WHAT NEEDS TO BE DONE - Reproduce the rows from the line containing "Annotate this image: element" through the line containing "- row-smart-remind[interactable]: 智能提醒: [0, 281, 299, 323]", including both of those lines, with no changes.

DATA FOR THIS TASK -
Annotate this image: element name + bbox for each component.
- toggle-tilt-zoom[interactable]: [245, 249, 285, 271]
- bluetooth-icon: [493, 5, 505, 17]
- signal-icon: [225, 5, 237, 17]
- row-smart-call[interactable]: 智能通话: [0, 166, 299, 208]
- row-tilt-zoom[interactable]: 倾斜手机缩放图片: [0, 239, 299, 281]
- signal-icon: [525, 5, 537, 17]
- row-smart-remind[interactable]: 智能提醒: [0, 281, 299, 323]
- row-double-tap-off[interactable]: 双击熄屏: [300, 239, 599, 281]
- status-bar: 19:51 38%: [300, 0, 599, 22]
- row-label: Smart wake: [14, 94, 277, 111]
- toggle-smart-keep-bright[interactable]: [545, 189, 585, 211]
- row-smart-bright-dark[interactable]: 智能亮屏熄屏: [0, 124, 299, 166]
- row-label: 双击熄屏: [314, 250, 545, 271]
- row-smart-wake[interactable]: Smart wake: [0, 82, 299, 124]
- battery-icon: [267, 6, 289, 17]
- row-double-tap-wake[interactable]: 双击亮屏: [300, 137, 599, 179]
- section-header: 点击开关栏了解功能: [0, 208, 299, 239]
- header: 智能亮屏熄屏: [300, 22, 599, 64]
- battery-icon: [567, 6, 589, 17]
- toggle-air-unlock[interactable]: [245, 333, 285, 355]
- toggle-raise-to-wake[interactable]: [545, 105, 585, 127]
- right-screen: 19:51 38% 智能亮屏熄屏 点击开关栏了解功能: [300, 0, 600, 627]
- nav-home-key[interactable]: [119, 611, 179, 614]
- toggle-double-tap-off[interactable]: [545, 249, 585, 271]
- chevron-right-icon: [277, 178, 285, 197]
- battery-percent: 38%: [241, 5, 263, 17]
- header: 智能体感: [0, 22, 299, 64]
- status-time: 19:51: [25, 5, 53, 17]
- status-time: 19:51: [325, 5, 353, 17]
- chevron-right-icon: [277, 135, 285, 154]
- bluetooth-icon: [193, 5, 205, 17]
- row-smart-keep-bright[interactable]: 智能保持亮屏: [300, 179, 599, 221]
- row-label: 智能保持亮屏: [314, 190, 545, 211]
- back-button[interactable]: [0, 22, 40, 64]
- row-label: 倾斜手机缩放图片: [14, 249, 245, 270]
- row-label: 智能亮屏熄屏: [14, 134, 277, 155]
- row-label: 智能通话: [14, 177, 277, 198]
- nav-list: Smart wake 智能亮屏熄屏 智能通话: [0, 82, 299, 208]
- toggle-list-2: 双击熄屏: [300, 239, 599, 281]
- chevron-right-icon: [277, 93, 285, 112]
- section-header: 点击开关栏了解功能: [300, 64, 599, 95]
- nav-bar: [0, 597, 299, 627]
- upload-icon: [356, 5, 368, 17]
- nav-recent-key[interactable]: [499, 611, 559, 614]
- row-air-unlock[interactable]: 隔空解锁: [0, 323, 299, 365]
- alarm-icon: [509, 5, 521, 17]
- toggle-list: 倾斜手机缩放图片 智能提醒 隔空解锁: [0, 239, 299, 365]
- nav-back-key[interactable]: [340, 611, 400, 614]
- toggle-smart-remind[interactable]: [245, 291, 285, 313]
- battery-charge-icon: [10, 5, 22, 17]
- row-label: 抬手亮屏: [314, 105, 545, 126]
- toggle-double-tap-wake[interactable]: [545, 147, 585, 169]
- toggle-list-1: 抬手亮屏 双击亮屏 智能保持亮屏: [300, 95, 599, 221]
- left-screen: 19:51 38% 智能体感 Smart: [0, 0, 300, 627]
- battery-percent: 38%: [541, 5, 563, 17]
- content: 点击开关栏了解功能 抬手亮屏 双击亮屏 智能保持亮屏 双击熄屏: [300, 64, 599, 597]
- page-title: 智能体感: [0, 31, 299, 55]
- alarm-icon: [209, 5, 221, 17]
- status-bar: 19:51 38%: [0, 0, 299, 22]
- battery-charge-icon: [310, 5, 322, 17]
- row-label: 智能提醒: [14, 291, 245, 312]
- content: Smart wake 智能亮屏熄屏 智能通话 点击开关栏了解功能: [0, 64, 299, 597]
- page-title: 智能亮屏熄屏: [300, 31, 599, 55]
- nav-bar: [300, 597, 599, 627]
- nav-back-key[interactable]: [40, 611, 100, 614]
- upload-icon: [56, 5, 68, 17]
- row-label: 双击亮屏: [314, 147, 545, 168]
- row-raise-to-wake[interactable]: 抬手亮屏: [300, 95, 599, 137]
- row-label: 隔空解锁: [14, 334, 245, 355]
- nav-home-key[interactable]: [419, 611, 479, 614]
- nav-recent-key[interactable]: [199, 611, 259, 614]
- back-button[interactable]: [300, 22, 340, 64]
* * *
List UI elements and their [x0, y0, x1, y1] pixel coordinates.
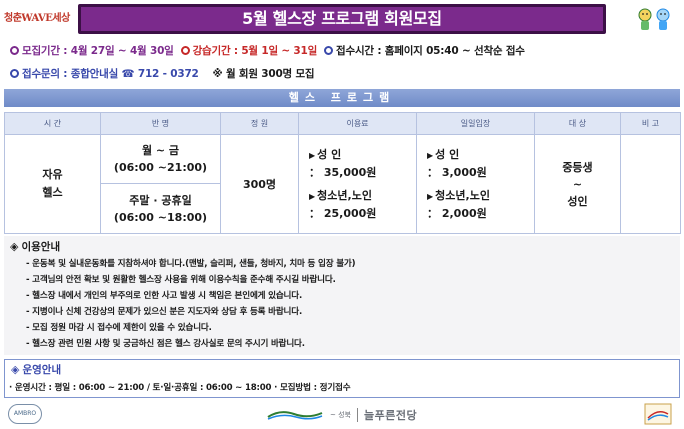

RESPONSE FOR THIS EXERCISE -
Annotate this image: element name + bbox for each component.
- toggle-tilt-zoom[interactable]: [245, 249, 285, 271]
- bluetooth-icon: [493, 5, 505, 17]
- signal-icon: [225, 5, 237, 17]
- row-smart-call[interactable]: 智能通话: [0, 166, 299, 208]
- row-tilt-zoom[interactable]: 倾斜手机缩放图片: [0, 239, 299, 281]
- signal-icon: [525, 5, 537, 17]
- row-smart-remind[interactable]: 智能提醒: [0, 281, 299, 323]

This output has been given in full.